WHAT TO DO:
Here are some records; return them all exactly.

DATA FOR THE TASK:
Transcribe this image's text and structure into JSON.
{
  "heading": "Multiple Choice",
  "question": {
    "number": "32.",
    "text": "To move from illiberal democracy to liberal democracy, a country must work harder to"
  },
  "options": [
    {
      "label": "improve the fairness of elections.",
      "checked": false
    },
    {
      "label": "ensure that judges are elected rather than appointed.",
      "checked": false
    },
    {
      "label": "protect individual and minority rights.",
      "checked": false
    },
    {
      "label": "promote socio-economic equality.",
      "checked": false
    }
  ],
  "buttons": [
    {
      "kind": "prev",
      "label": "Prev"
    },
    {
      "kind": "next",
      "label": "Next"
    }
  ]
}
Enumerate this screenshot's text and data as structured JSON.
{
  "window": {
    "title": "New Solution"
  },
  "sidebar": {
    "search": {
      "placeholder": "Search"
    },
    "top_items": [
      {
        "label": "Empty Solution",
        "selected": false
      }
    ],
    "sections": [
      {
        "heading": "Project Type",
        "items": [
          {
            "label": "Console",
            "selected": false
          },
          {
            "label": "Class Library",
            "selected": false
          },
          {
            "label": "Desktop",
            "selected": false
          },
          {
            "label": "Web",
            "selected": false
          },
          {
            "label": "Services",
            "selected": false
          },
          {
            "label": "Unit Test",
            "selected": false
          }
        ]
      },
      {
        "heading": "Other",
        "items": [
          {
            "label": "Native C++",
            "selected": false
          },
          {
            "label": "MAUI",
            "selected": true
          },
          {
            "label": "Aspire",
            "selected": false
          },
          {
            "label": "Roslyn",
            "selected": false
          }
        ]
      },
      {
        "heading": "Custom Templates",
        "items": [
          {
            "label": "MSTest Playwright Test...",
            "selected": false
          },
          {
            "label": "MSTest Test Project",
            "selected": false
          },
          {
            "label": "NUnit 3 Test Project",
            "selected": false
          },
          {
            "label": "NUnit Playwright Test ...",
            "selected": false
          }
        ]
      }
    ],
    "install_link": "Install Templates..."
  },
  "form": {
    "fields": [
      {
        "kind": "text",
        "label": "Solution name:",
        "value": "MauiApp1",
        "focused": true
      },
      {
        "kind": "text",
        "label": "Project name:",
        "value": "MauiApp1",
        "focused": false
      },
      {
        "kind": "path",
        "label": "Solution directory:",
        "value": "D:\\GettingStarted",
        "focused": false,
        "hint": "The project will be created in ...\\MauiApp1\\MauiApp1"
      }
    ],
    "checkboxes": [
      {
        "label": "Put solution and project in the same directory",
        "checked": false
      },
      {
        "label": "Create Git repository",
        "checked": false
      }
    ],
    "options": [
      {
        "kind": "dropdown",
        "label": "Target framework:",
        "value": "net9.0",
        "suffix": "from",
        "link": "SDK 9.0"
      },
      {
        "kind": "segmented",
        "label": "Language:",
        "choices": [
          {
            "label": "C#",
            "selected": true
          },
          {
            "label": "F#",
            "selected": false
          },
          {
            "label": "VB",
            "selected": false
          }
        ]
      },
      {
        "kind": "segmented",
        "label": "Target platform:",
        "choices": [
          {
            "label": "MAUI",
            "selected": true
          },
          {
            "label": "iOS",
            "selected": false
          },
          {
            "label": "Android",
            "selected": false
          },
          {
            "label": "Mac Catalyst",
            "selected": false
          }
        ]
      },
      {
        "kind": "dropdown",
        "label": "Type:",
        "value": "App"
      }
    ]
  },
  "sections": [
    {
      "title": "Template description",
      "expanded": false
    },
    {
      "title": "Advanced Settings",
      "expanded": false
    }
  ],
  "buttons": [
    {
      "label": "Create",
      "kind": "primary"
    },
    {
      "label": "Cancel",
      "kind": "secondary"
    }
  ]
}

RESULT OF THIS EXERCISE:
Transcribe this image's text and structure into JSON.
{
  "heading": "Multiple Choice",
  "question": {
    "number": "32.",
    "text": "To move from illiberal democracy to liberal democracy, a country must work harder to"
  },
  "options": [
    {
      "label": "improve the fairness of elections.",
      "checked": false
    },
    {
      "label": "ensure that judges are elected rather than appointed.",
      "checked": false
    },
    {
      "label": "protect individual and minority rights.",
      "checked": false
    },
    {
      "label": "promote socio-economic equality.",
      "checked": false
    }
  ],
  "buttons": [
    {
      "kind": "prev",
      "label": "Prev"
    },
    {
      "kind": "next",
      "label": "Next"
    }
  ]
}
Enumerate this screenshot's text and data as structured JSON.
{
  "window": {
    "title": "New Solution"
  },
  "sidebar": {
    "search": {
      "placeholder": "Search"
    },
    "top_items": [
      {
        "label": "Empty Solution",
        "selected": false
      }
    ],
    "sections": [
      {
        "heading": "Project Type",
        "items": [
          {
            "label": "Console",
            "selected": false
          },
          {
            "label": "Class Library",
            "selected": false
          },
          {
            "label": "Desktop",
            "selected": false
          },
          {
            "label": "Web",
            "selected": false
          },
          {
            "label": "Services",
            "selected": false
          },
          {
            "label": "Unit Test",
            "selected": false
          }
        ]
      },
      {
        "heading": "Other",
        "items": [
          {
            "label": "Native C++",
            "selected": false
          },
          {
            "label": "MAUI",
            "selected": true
          },
          {
            "label": "Aspire",
            "selected": false
          },
          {
            "label": "Roslyn",
            "selected": false
          }
        ]
      },
      {
        "heading": "Custom Templates",
        "items": [
          {
            "label": "MSTest Playwright Test...",
            "selected": false
          },
          {
            "label": "MSTest Test Project",
            "selected": false
          },
          {
            "label": "NUnit 3 Test Project",
            "selected": false
          },
          {
            "label": "NUnit Playwright Test ...",
            "selected": false
          }
        ]
      }
    ],
    "install_link": "Install Templates..."
  },
  "form": {
    "fields": [
      {
        "kind": "text",
        "label": "Solution name:",
        "value": "MauiApp1",
        "focused": true
      },
      {
        "kind": "text",
        "label": "Project name:",
        "value": "MauiApp1",
        "focused": false
      },
      {
        "kind": "path",
        "label": "Solution directory:",
        "value": "D:\\GettingStarted",
        "focused": false,
        "hint": "The project will be created in ...\\MauiApp1\\MauiApp1"
      }
    ],
    "checkboxes": [
      {
        "label": "Put solution and project in the same directory",
        "checked": false
      },
      {
        "label": "Create Git repository",
        "checked": false
      }
    ],
    "options": [
      {
        "kind": "dropdown",
        "label": "Target framework:",
        "value": "net9.0",
        "suffix": "from",
        "link": "SDK 9.0"
      },
      {
        "kind": "segmented",
        "label": "Language:",
        "choices": [
          {
            "label": "C#",
            "selected": true
          },
          {
            "label": "F#",
            "selected": false
          },
          {
            "label": "VB",
            "selected": false
          }
        ]
      },
      {
        "kind": "segmented",
        "label": "Target platform:",
        "choices": [
          {
            "label": "MAUI",
            "selected": true
          },
          {
            "label": "iOS",
            "selected": false
          },
          {
            "label": "Android",
            "selected": false
          },
          {
            "label": "Mac Catalyst",
            "selected": false
          }
        ]
      },
      {
        "kind": "dropdown",
        "label": "Type:",
        "value": "App"
      }
    ]
  },
  "sections": [
    {
      "title": "Template description",
      "expanded": false
    },
    {
      "title": "Advanced Settings",
      "expanded": false
    }
  ],
  "buttons": [
    {
      "label": "Create",
      "kind": "primary"
    },
    {
      "label": "Cancel",
      "kind": "secondary"
    }
  ]
}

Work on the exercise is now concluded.